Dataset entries

-- -- --

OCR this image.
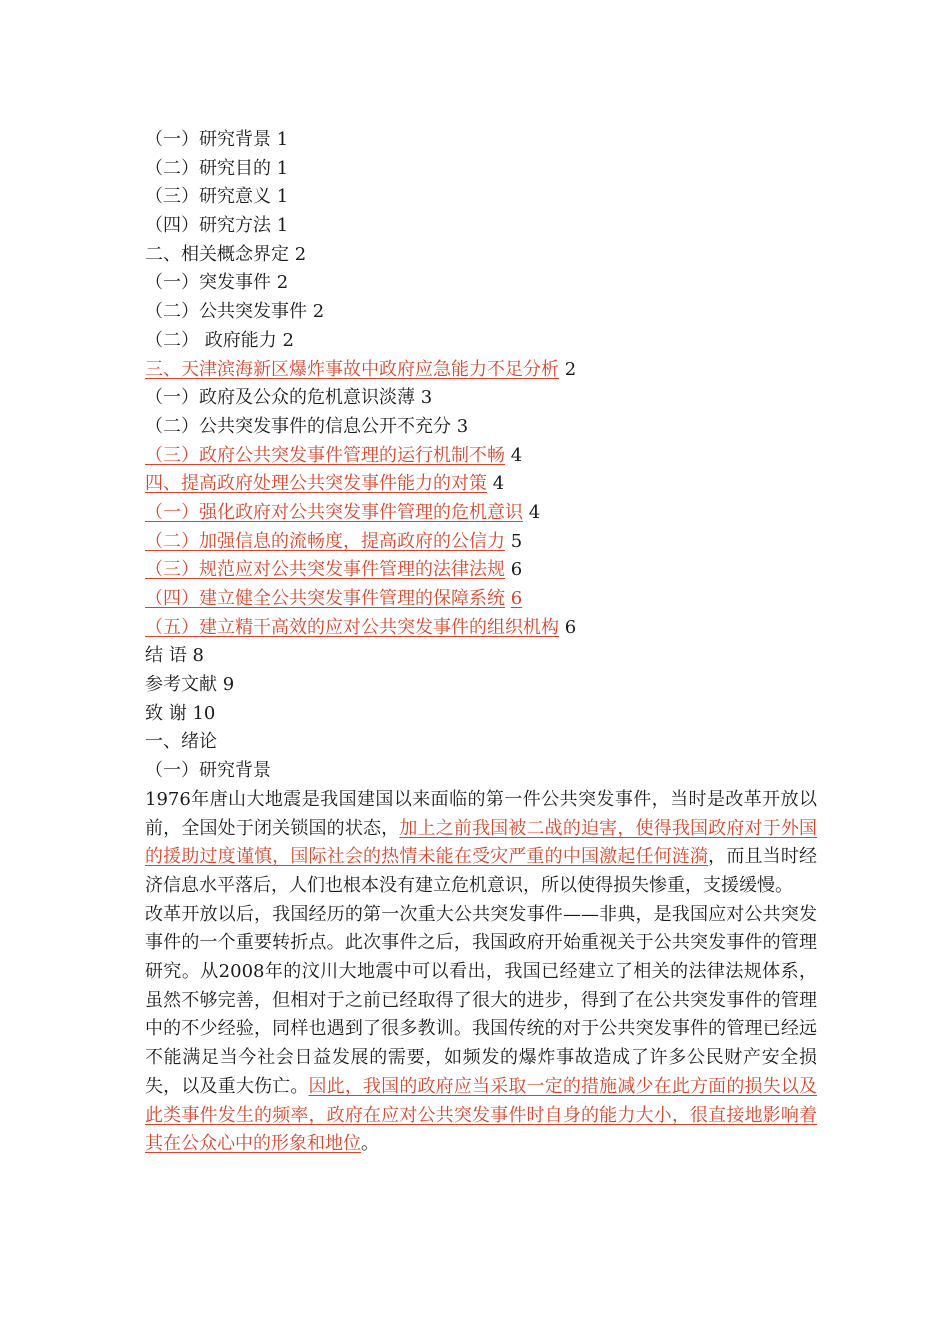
（一）研究背景 1
（二）研究目的 1
（三）研究意义 1
（四）研究方法 1
二、相关概念界定 2
（一）突发事件 2
（二）公共突发事件 2
（二） 政府能力 2
三、天津滨海新区爆炸事故中政府应急能力不足分析 2
（一）政府及公众的危机意识淡薄 3
（二）公共突发事件的信息公开不充分 3
（三）政府公共突发事件管理的运行机制不畅 4
四、提高政府处理公共突发事件能力的对策 4
（一）强化政府对公共突发事件管理的危机意识 4
（二）加强信息的流畅度，提高政府的公信力 5
（三）规范应对公共突发事件管理的法律法规 6
（四）建立健全公共突发事件管理的保障系统 6
（五）建立精干高效的应对公共突发事件的组织机构 6
结 语 8
参考文献 9
致 谢 10
一、绪论
（一）研究背景

1976年唐山大地震是我国建国以来面临的第一件公共突发事件，当时是改革开放以前，全国处于闭关锁国的状态，加上之前我国被二战的迫害，使得我国政府对于外国的援助过度谨慎，国际社会的热情未能在受灾严重的中国激起任何涟漪，而且当时经济信息水平落后，人们也根本没有建立危机意识，所以使得损失惨重，支援缓慢。

改革开放以后，我国经历的第一次重大公共突发事件——非典，是我国应对公共突发事件的一个重要转折点。此次事件之后，我国政府开始重视关于公共突发事件的管理研究。从2008年的汶川大地震中可以看出，我国已经建立了相关的法律法规体系，虽然不够完善，但相对于之前已经取得了很大的进步，得到了在公共突发事件的管理中的不少经验，同样也遇到了很多教训。我国传统的对于公共突发事件的管理已经远不能满足当今社会日益发展的需要，如频发的爆炸事故造成了许多公民财产安全损失，以及重大伤亡。因此，我国的政府应当采取一定的措施减少在此方面的损失以及此类事件发生的频率，政府在应对公共突发事件时自身的能力大小，很直接地影响着其在公众心中的形象和地位。
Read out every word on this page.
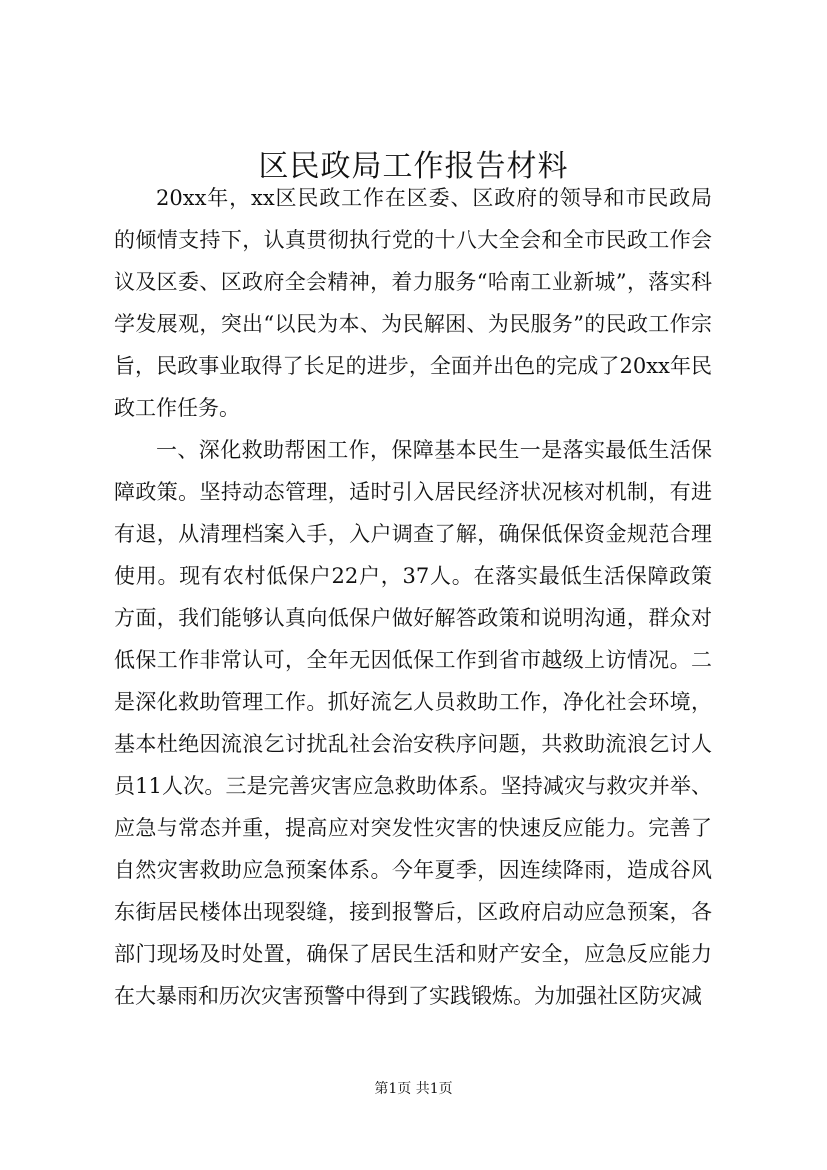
区民政局工作报告材料

20xx年，xx区民政工作在区委、区政府的领导和市民政局的倾情支持下，认真贯彻执行党的十八大全会和全市民政工作会议及区委、区政府全会精神，着力服务“哈南工业新城”，落实科学发展观，突出“以民为本、为民解困、为民服务”的民政工作宗旨，民政事业取得了长足的进步，全面并出色的完成了20xx年民政工作任务。

一、深化救助帮困工作，保障基本民生一是落实最低生活保障政策。坚持动态管理，适时引入居民经济状况核对机制，有进有退，从清理档案入手，入户调查了解，确保低保资金规范合理使用。现有农村低保户22户，37人。在落实最低生活保障政策方面，我们能够认真向低保户做好解答政策和说明沟通，群众对低保工作非常认可，全年无因低保工作到省市越级上访情况。二是深化救助管理工作。抓好流乞人员救助工作，净化社会环境，基本杜绝因流浪乞讨扰乱社会治安秩序问题，共救助流浪乞讨人员11人次。三是完善灾害应急救助体系。坚持减灾与救灾并举、应急与常态并重，提高应对突发性灾害的快速反应能力。完善了自然灾害救助应急预案体系。今年夏季，因连续降雨，造成谷风东街居民楼体出现裂缝，接到报警后，区政府启动应急预案，各部门现场及时处置，确保了居民生活和财产安全，应急反应能力在大暴雨和历次灾害预警中得到了实践锻炼。为加强社区防灾减

第1页 共1页
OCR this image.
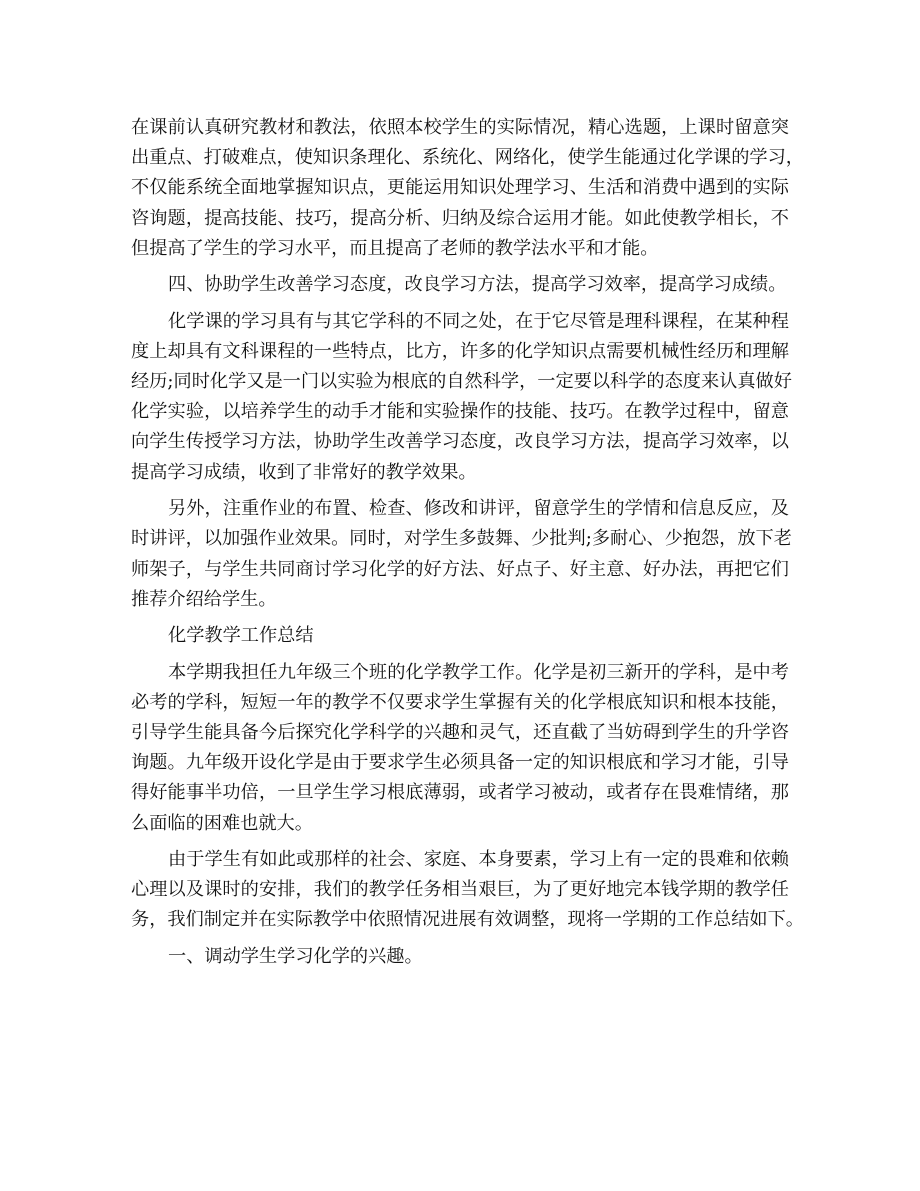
在课前认真研究教材和教法，依照本校学生的实际情况，精心选题，上课时留意突
出重点、打破难点，使知识条理化、系统化、网络化，使学生能通过化学课的学习，
不仅能系统全面地掌握知识点，更能运用知识处理学习、生活和消费中遇到的实际
咨询题，提高技能、技巧，提高分析、归纳及综合运用才能。如此使教学相长，不
但提高了学生的学习水平，而且提高了老师的教学法水平和才能。
四、协助学生改善学习态度，改良学习方法，提高学习效率，提高学习成绩。
化学课的学习具有与其它学科的不同之处，在于它尽管是理科课程，在某种程
度上却具有文科课程的一些特点，比方，许多的化学知识点需要机械性经历和理解
经历;同时化学又是一门以实验为根底的自然科学，一定要以科学的态度来认真做好
化学实验，以培养学生的动手才能和实验操作的技能、技巧。在教学过程中，留意
向学生传授学习方法，协助学生改善学习态度，改良学习方法，提高学习效率，以
提高学习成绩，收到了非常好的教学效果。
另外，注重作业的布置、检查、修改和讲评，留意学生的学情和信息反应，及
时讲评，以加强作业效果。同时，对学生多鼓舞、少批判;多耐心、少抱怨，放下老
师架子，与学生共同商讨学习化学的好方法、好点子、好主意、好办法，再把它们
推荐介绍给学生。
化学教学工作总结
本学期我担任九年级三个班的化学教学工作。化学是初三新开的学科，是中考
必考的学科，短短一年的教学不仅要求学生掌握有关的化学根底知识和根本技能，
引导学生能具备今后探究化学科学的兴趣和灵气，还直截了当妨碍到学生的升学咨
询题。九年级开设化学是由于要求学生必须具备一定的知识根底和学习才能，引导
得好能事半功倍，一旦学生学习根底薄弱，或者学习被动，或者存在畏难情绪，那
么面临的困难也就大。
由于学生有如此或那样的社会、家庭、本身要素，学习上有一定的畏难和依赖
心理以及课时的安排，我们的教学任务相当艰巨，为了更好地完本钱学期的教学任
务，我们制定并在实际教学中依照情况进展有效调整，现将一学期的工作总结如下。
一、调动学生学习化学的兴趣。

-- -- --

_THE REQUEST_. Each entry above should be reproduced exactly, with the pictures removed.

_RESULT_.
OCR this image.
（一）研究背景 1
（二）研究目的 1
（三）研究意义 1
（四）研究方法 1
二、相关概念界定 2
（一）突发事件 2
（二）公共突发事件 2
（二） 政府能力 2
三、天津滨海新区爆炸事故中政府应急能力不足分析 2
（一）政府及公众的危机意识淡薄 3
（二）公共突发事件的信息公开不充分 3
（三）政府公共突发事件管理的运行机制不畅 4
四、提高政府处理公共突发事件能力的对策 4
（一）强化政府对公共突发事件管理的危机意识 4
（二）加强信息的流畅度，提高政府的公信力 5
（三）规范应对公共突发事件管理的法律法规 6
（四）建立健全公共突发事件管理的保障系统 6
（五）建立精干高效的应对公共突发事件的组织机构 6
结 语 8
参考文献 9
致 谢 10
一、绪论
（一）研究背景

1976年唐山大地震是我国建国以来面临的第一件公共突发事件，当时是改革开放以前，全国处于闭关锁国的状态，加上之前我国被二战的迫害，使得我国政府对于外国的援助过度谨慎，国际社会的热情未能在受灾严重的中国激起任何涟漪，而且当时经济信息水平落后，人们也根本没有建立危机意识，所以使得损失惨重，支援缓慢。

改革开放以后，我国经历的第一次重大公共突发事件——非典，是我国应对公共突发事件的一个重要转折点。此次事件之后，我国政府开始重视关于公共突发事件的管理研究。从2008年的汶川大地震中可以看出，我国已经建立了相关的法律法规体系，虽然不够完善，但相对于之前已经取得了很大的进步，得到了在公共突发事件的管理中的不少经验，同样也遇到了很多教训。我国传统的对于公共突发事件的管理已经远不能满足当今社会日益发展的需要，如频发的爆炸事故造成了许多公民财产安全损失，以及重大伤亡。因此，我国的政府应当采取一定的措施减少在此方面的损失以及此类事件发生的频率，政府在应对公共突发事件时自身的能力大小，很直接地影响着其在公众心中的形象和地位。
Read out every word on this page.
区民政局工作报告材料

20xx年，xx区民政工作在区委、区政府的领导和市民政局的倾情支持下，认真贯彻执行党的十八大全会和全市民政工作会议及区委、区政府全会精神，着力服务“哈南工业新城”，落实科学发展观，突出“以民为本、为民解困、为民服务”的民政工作宗旨，民政事业取得了长足的进步，全面并出色的完成了20xx年民政工作任务。

一、深化救助帮困工作，保障基本民生一是落实最低生活保障政策。坚持动态管理，适时引入居民经济状况核对机制，有进有退，从清理档案入手，入户调查了解，确保低保资金规范合理使用。现有农村低保户22户，37人。在落实最低生活保障政策方面，我们能够认真向低保户做好解答政策和说明沟通，群众对低保工作非常认可，全年无因低保工作到省市越级上访情况。二是深化救助管理工作。抓好流乞人员救助工作，净化社会环境，基本杜绝因流浪乞讨扰乱社会治安秩序问题，共救助流浪乞讨人员11人次。三是完善灾害应急救助体系。坚持减灾与救灾并举、应急与常态并重，提高应对突发性灾害的快速反应能力。完善了自然灾害救助应急预案体系。今年夏季，因连续降雨，造成谷风东街居民楼体出现裂缝，接到报警后，区政府启动应急预案，各部门现场及时处置，确保了居民生活和财产安全，应急反应能力在大暴雨和历次灾害预警中得到了实践锻炼。为加强社区防灾减

第1页 共1页
OCR this image.
在课前认真研究教材和教法，依照本校学生的实际情况，精心选题，上课时留意突
出重点、打破难点，使知识条理化、系统化、网络化，使学生能通过化学课的学习，
不仅能系统全面地掌握知识点，更能运用知识处理学习、生活和消费中遇到的实际
咨询题，提高技能、技巧，提高分析、归纳及综合运用才能。如此使教学相长，不
但提高了学生的学习水平，而且提高了老师的教学法水平和才能。
四、协助学生改善学习态度，改良学习方法，提高学习效率，提高学习成绩。
化学课的学习具有与其它学科的不同之处，在于它尽管是理科课程，在某种程
度上却具有文科课程的一些特点，比方，许多的化学知识点需要机械性经历和理解
经历;同时化学又是一门以实验为根底的自然科学，一定要以科学的态度来认真做好
化学实验，以培养学生的动手才能和实验操作的技能、技巧。在教学过程中，留意
向学生传授学习方法，协助学生改善学习态度，改良学习方法，提高学习效率，以
提高学习成绩，收到了非常好的教学效果。
另外，注重作业的布置、检查、修改和讲评，留意学生的学情和信息反应，及
时讲评，以加强作业效果。同时，对学生多鼓舞、少批判;多耐心、少抱怨，放下老
师架子，与学生共同商讨学习化学的好方法、好点子、好主意、好办法，再把它们
推荐介绍给学生。
化学教学工作总结
本学期我担任九年级三个班的化学教学工作。化学是初三新开的学科，是中考
必考的学科，短短一年的教学不仅要求学生掌握有关的化学根底知识和根本技能，
引导学生能具备今后探究化学科学的兴趣和灵气，还直截了当妨碍到学生的升学咨
询题。九年级开设化学是由于要求学生必须具备一定的知识根底和学习才能，引导
得好能事半功倍，一旦学生学习根底薄弱，或者学习被动，或者存在畏难情绪，那
么面临的困难也就大。
由于学生有如此或那样的社会、家庭、本身要素，学习上有一定的畏难和依赖
心理以及课时的安排，我们的教学任务相当艰巨，为了更好地完本钱学期的教学任
务，我们制定并在实际教学中依照情况进展有效调整，现将一学期的工作总结如下。
一、调动学生学习化学的兴趣。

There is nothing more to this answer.